**Exercise objective:** Your answer must consist solely of the number of lines that contain the word "data".
** start of Information given **
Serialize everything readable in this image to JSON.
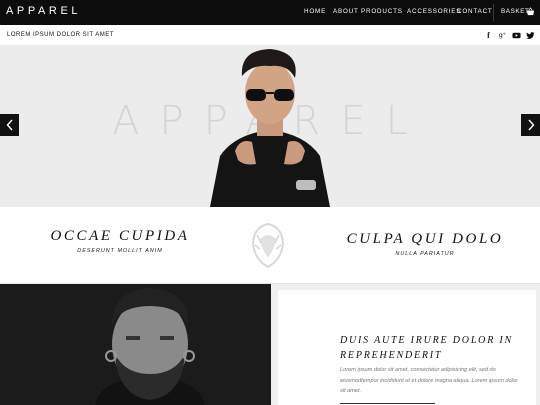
{
  "brand": {
    "logo": "APPAREL"
  },
  "nav": {
    "items": [
      "HOME",
      "ABOUT",
      "PRODUCTS",
      "ACCESSORIES",
      "CONTACT"
    ],
    "basket": "BASKET"
  },
  "subbar": {
    "tagline": "LOREM IPSUM DOLOR SIT AMET",
    "social_icons": [
      "facebook-icon",
      "google-plus-icon",
      "youtube-icon",
      "twitter-icon"
    ]
  },
  "hero": {
    "watermark": "APPAREL"
  },
  "banner": {
    "left_title": "OCCAE CUPIDA",
    "left_sub": "DESERUNT MOLLIT ANIM",
    "right_title": "CULPA QUI DOLO",
    "right_sub": "NULLA PARIATUR"
  },
  "feature": {
    "title": "DUIS AUTE IRURE DOLOR IN REPREHENDERIT",
    "text": "Lorem ipsum dolor sit amet, consectetur adipisicing elit, sed do eiusmodtempor incididunt ut et dolore magna aliqua. Lorem ipsum dolor sit amet."
  },
  "colors": {
    "nav_bg": "#0c0c0c",
    "hero_bg": "#ececec",
    "accent": "#111111"
  }
}
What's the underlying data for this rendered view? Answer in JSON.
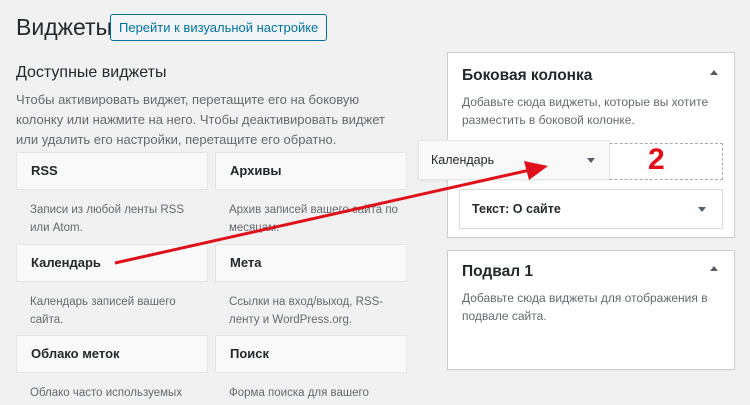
{
  "header": {
    "title": "Виджеты",
    "visual_button": "Перейти к визуальной настройке"
  },
  "available": {
    "title": "Доступные виджеты",
    "description": "Чтобы активировать виджет, перетащите его на боковую колонку или нажмите на него. Чтобы деактивировать виджет или удалить его настройки, перетащите его обратно.",
    "widgets": [
      {
        "title": "RSS",
        "desc": "Записи из любой ленты RSS или Atom."
      },
      {
        "title": "Архивы",
        "desc": "Архив записей вашего сайта по месяцам."
      },
      {
        "title": "Календарь",
        "desc": "Календарь записей вашего сайта."
      },
      {
        "title": "Мета",
        "desc": "Ссылки на вход/выход, RSS-ленту и WordPress.org."
      },
      {
        "title": "Облако меток",
        "desc": "Облако часто используемых"
      },
      {
        "title": "Поиск",
        "desc": "Форма поиска для вашего сайта."
      }
    ]
  },
  "sidebar": {
    "title": "Боковая колонка",
    "description": "Добавьте сюда виджеты, которые вы хотите разместить в боковой колонке.",
    "dragging_widget": "Календарь",
    "widget": "Текст: О сайте"
  },
  "footer_area": {
    "title": "Подвал 1",
    "description": "Добавьте сюда виджеты для отображения в подвале сайта."
  },
  "annotation": {
    "number": "2",
    "color": "#e0101a"
  }
}
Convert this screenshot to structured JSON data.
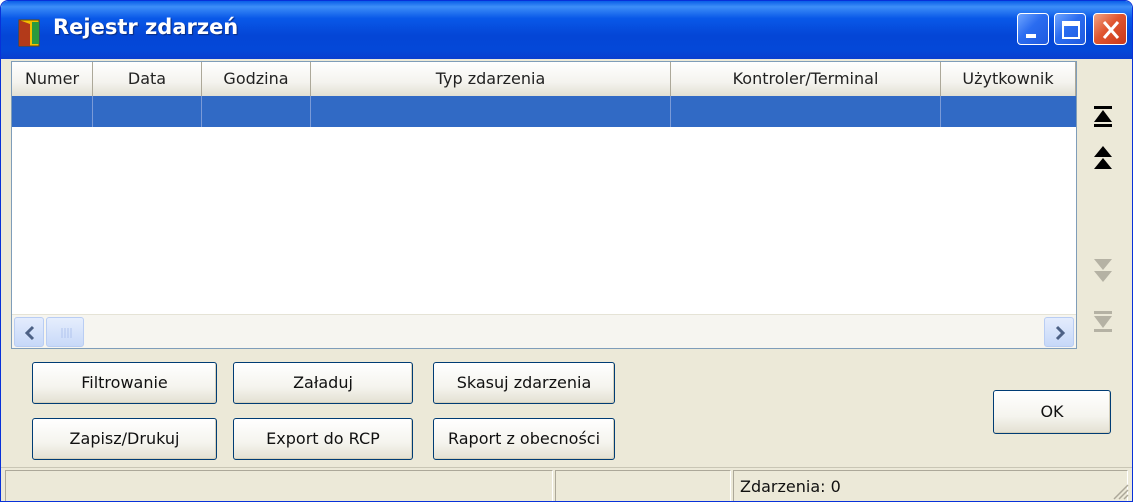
** end of Information given **
**Response:** 2